— Supplied data —

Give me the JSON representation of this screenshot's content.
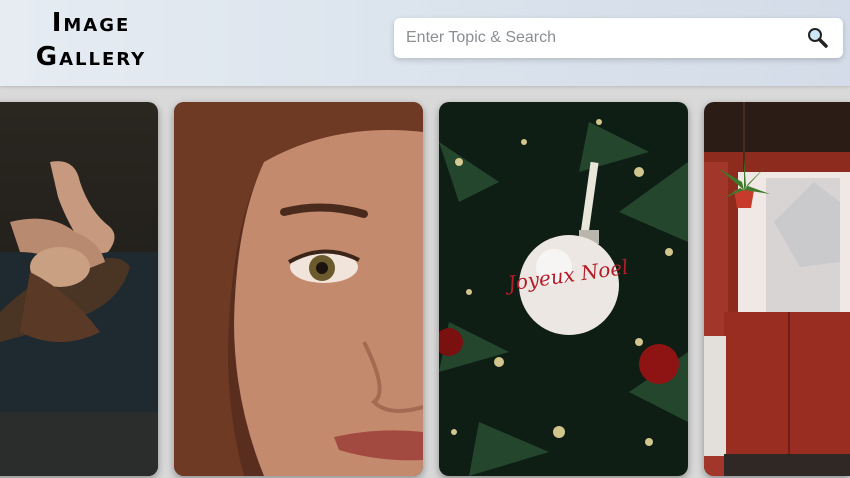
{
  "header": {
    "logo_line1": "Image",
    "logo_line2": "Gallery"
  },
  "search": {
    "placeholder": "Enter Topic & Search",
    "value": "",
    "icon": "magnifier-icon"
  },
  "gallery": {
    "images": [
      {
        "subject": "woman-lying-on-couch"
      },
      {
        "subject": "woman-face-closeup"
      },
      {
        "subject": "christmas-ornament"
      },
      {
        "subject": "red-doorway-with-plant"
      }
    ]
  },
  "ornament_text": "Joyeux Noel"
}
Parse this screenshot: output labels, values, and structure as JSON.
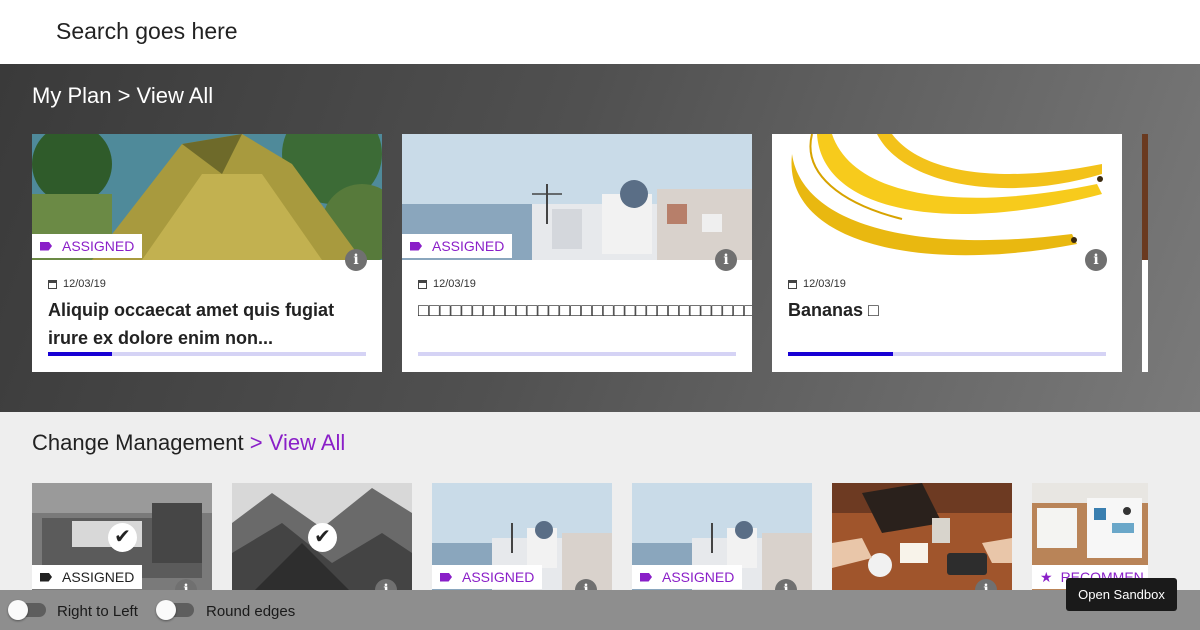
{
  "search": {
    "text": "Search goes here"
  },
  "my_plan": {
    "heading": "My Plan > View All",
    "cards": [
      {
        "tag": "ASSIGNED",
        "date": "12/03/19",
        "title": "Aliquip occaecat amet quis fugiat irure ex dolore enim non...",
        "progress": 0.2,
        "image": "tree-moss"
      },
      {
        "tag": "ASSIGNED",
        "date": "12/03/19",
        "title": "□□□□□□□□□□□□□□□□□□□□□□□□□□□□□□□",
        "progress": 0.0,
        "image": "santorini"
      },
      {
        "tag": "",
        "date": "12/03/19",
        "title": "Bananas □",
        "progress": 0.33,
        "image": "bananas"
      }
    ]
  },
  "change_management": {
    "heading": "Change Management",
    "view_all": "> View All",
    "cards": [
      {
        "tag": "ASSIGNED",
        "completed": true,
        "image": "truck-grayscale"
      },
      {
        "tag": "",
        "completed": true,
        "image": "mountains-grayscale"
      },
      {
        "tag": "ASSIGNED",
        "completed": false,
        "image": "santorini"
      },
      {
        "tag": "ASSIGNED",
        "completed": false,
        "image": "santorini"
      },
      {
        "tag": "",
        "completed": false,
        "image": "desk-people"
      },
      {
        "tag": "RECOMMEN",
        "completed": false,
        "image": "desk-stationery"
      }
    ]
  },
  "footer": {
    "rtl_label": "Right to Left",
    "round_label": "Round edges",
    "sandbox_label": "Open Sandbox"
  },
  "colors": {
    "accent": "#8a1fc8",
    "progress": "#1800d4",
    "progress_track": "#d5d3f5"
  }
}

— Work to do —
Gather every line containing the word "title" and copy it.

— Written solution —
        "title": "Aliquip occaecat amet quis fugiat irure ex dolore enim non...",
        "title": "□□□□□□□□□□□□□□□□□□□□□□□□□□□□□□□",
        "title": "Bananas □",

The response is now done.